--- start of Data rows ---

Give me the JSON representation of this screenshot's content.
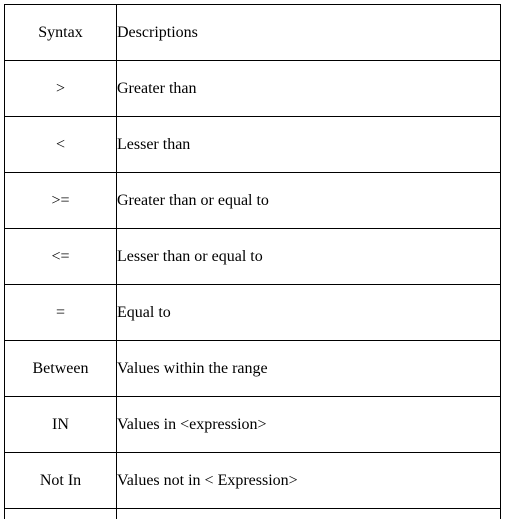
{
  "table": {
    "columns": [
      {
        "key": "syntax",
        "header": "Syntax"
      },
      {
        "key": "description",
        "header": "Descriptions"
      }
    ],
    "header": {
      "syntax": "Syntax",
      "description": "Descriptions"
    },
    "rows": [
      {
        "syntax": ">",
        "description": "Greater than"
      },
      {
        "syntax": "<",
        "description": "Lesser than"
      },
      {
        "syntax": ">=",
        "description": "Greater than or equal to"
      },
      {
        "syntax": "<=",
        "description": "Lesser than or equal to"
      },
      {
        "syntax": "=",
        "description": "Equal to"
      },
      {
        "syntax": "Between",
        "description": "Values within the range"
      },
      {
        "syntax": "IN",
        "description": "Values in <expression>"
      },
      {
        "syntax": "Not In",
        "description": "Values not in < Expression>"
      }
    ],
    "partial_row": {
      "syntax": "",
      "description": ""
    },
    "colors": {
      "border": "#000000",
      "text": "#000000",
      "background": "#ffffff"
    }
  }
}
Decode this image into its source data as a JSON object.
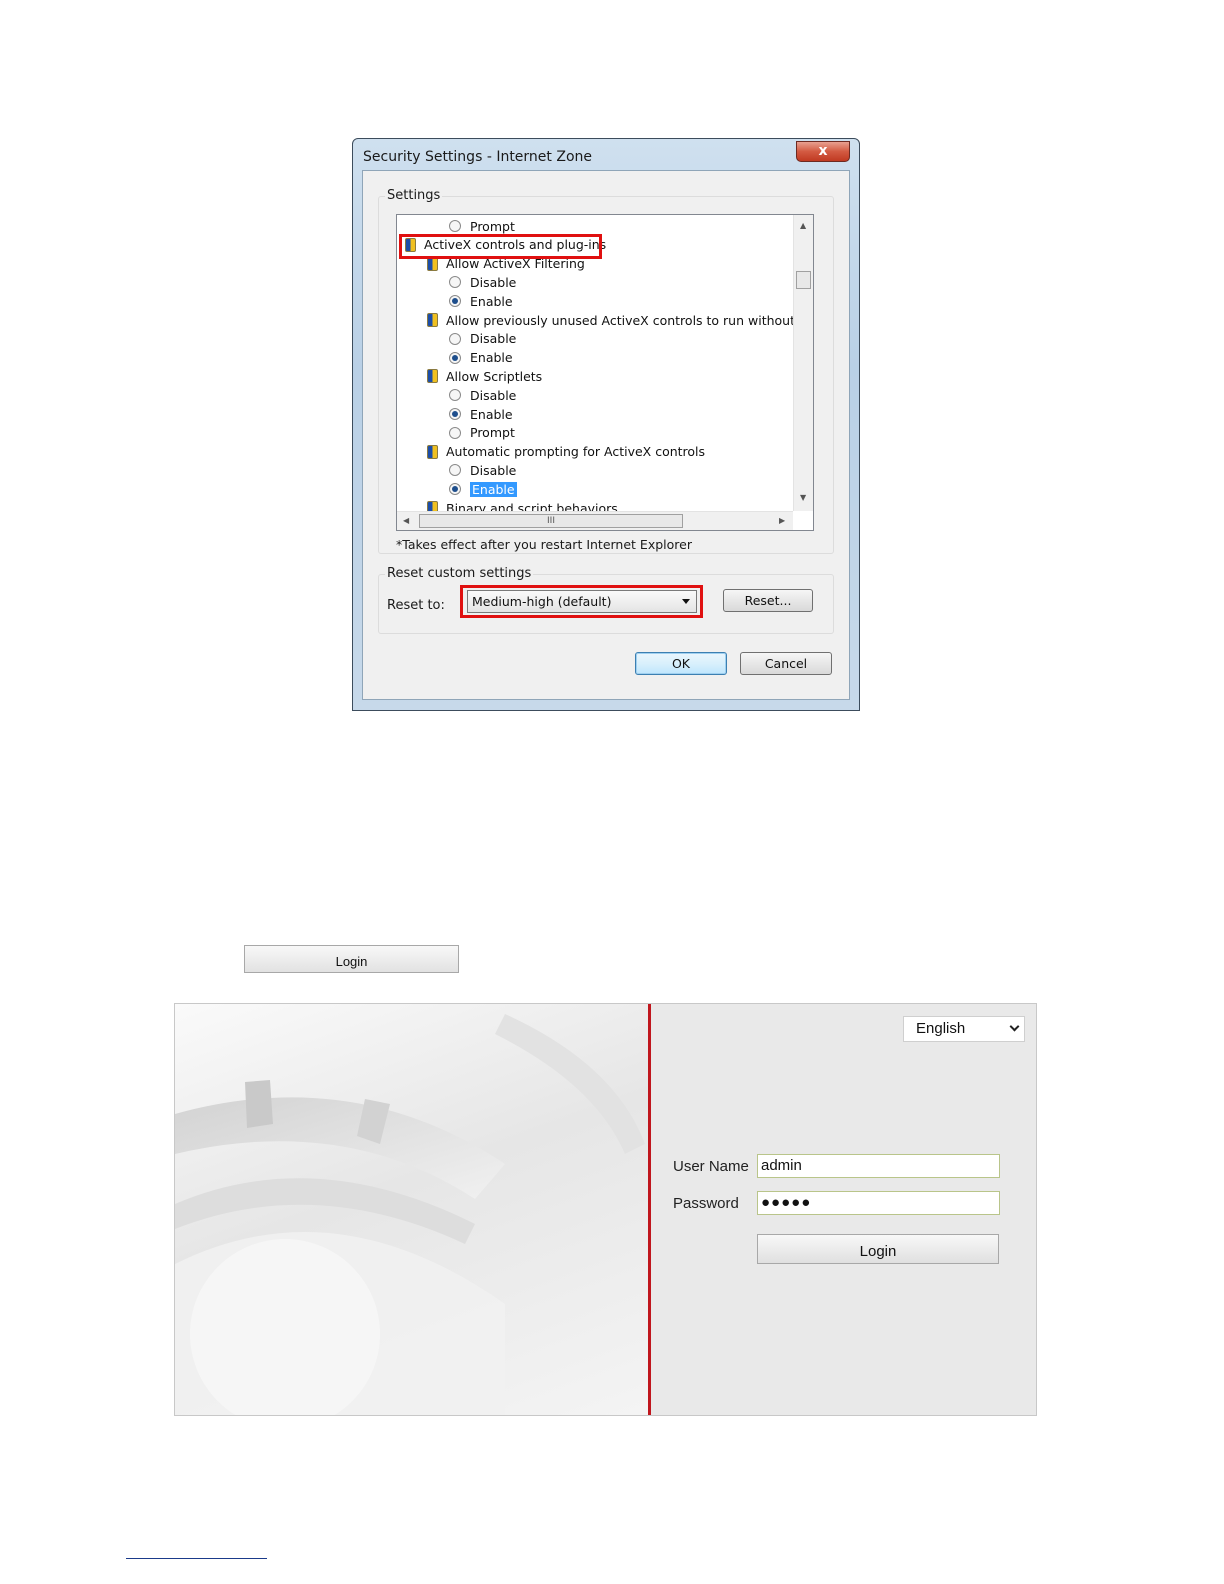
{
  "dialog": {
    "title": "Security Settings - Internet Zone",
    "close_glyph": "x",
    "settings_group_label": "Settings",
    "list_rows": [
      {
        "kind": "radio",
        "label": "Prompt",
        "checked": false
      },
      {
        "kind": "category",
        "label": "ActiveX controls and plug-ins"
      },
      {
        "kind": "setting",
        "label": "Allow ActiveX Filtering"
      },
      {
        "kind": "radio",
        "label": "Disable",
        "checked": false
      },
      {
        "kind": "radio",
        "label": "Enable",
        "checked": true
      },
      {
        "kind": "setting",
        "label": "Allow previously unused ActiveX controls to run without prom"
      },
      {
        "kind": "radio",
        "label": "Disable",
        "checked": false
      },
      {
        "kind": "radio",
        "label": "Enable",
        "checked": true
      },
      {
        "kind": "setting",
        "label": "Allow Scriptlets"
      },
      {
        "kind": "radio",
        "label": "Disable",
        "checked": false
      },
      {
        "kind": "radio",
        "label": "Enable",
        "checked": true
      },
      {
        "kind": "radio",
        "label": "Prompt",
        "checked": false
      },
      {
        "kind": "setting",
        "label": "Automatic prompting for ActiveX controls"
      },
      {
        "kind": "radio",
        "label": "Disable",
        "checked": false
      },
      {
        "kind": "radio",
        "label": "Enable",
        "checked": true,
        "selected": true
      },
      {
        "kind": "setting",
        "label": "Binary and script behaviors"
      }
    ],
    "hscroll_thumb_glyph": "III",
    "restart_note": "*Takes effect after you restart Internet Explorer",
    "reset_group_label": "Reset custom settings",
    "reset_to_label": "Reset to:",
    "reset_level": "Medium-high (default)",
    "reset_button": "Reset...",
    "ok_button": "OK",
    "cancel_button": "Cancel"
  },
  "standalone_login_button": "Login",
  "login_page": {
    "language": "English",
    "username_label": "User Name",
    "username_value": "admin",
    "password_label": "Password",
    "password_value": "●●●●●",
    "login_button": "Login",
    "accent_color": "#c0161d"
  },
  "colors": {
    "highlight_box": "#e01010",
    "selection": "#3399ff"
  }
}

--- end of Data rows ---

**Given instruction**
Omit the pictures, and quote the material above exactly as given.

**Final result**
Give me the JSON representation of this screenshot's content.
{
  "table": {
    "columns": [
      {
        "key": "syntax",
        "header": "Syntax"
      },
      {
        "key": "description",
        "header": "Descriptions"
      }
    ],
    "header": {
      "syntax": "Syntax",
      "description": "Descriptions"
    },
    "rows": [
      {
        "syntax": ">",
        "description": "Greater than"
      },
      {
        "syntax": "<",
        "description": "Lesser than"
      },
      {
        "syntax": ">=",
        "description": "Greater than or equal to"
      },
      {
        "syntax": "<=",
        "description": "Lesser than or equal to"
      },
      {
        "syntax": "=",
        "description": "Equal to"
      },
      {
        "syntax": "Between",
        "description": "Values within the range"
      },
      {
        "syntax": "IN",
        "description": "Values in <expression>"
      },
      {
        "syntax": "Not In",
        "description": "Values not in < Expression>"
      }
    ],
    "partial_row": {
      "syntax": "",
      "description": ""
    },
    "colors": {
      "border": "#000000",
      "text": "#000000",
      "background": "#ffffff"
    }
  }
}
Decode this image into its source data as a JSON object.
{
  "dialog": {
    "title": "Security Settings - Internet Zone",
    "close_glyph": "x",
    "settings_group_label": "Settings",
    "list_rows": [
      {
        "kind": "radio",
        "label": "Prompt",
        "checked": false
      },
      {
        "kind": "category",
        "label": "ActiveX controls and plug-ins"
      },
      {
        "kind": "setting",
        "label": "Allow ActiveX Filtering"
      },
      {
        "kind": "radio",
        "label": "Disable",
        "checked": false
      },
      {
        "kind": "radio",
        "label": "Enable",
        "checked": true
      },
      {
        "kind": "setting",
        "label": "Allow previously unused ActiveX controls to run without prom"
      },
      {
        "kind": "radio",
        "label": "Disable",
        "checked": false
      },
      {
        "kind": "radio",
        "label": "Enable",
        "checked": true
      },
      {
        "kind": "setting",
        "label": "Allow Scriptlets"
      },
      {
        "kind": "radio",
        "label": "Disable",
        "checked": false
      },
      {
        "kind": "radio",
        "label": "Enable",
        "checked": true
      },
      {
        "kind": "radio",
        "label": "Prompt",
        "checked": false
      },
      {
        "kind": "setting",
        "label": "Automatic prompting for ActiveX controls"
      },
      {
        "kind": "radio",
        "label": "Disable",
        "checked": false
      },
      {
        "kind": "radio",
        "label": "Enable",
        "checked": true,
        "selected": true
      },
      {
        "kind": "setting",
        "label": "Binary and script behaviors"
      }
    ],
    "hscroll_thumb_glyph": "III",
    "restart_note": "*Takes effect after you restart Internet Explorer",
    "reset_group_label": "Reset custom settings",
    "reset_to_label": "Reset to:",
    "reset_level": "Medium-high (default)",
    "reset_button": "Reset...",
    "ok_button": "OK",
    "cancel_button": "Cancel"
  },
  "standalone_login_button": "Login",
  "login_page": {
    "language": "English",
    "username_label": "User Name",
    "username_value": "admin",
    "password_label": "Password",
    "password_value": "●●●●●",
    "login_button": "Login",
    "accent_color": "#c0161d"
  },
  "colors": {
    "highlight_box": "#e01010",
    "selection": "#3399ff"
  }
}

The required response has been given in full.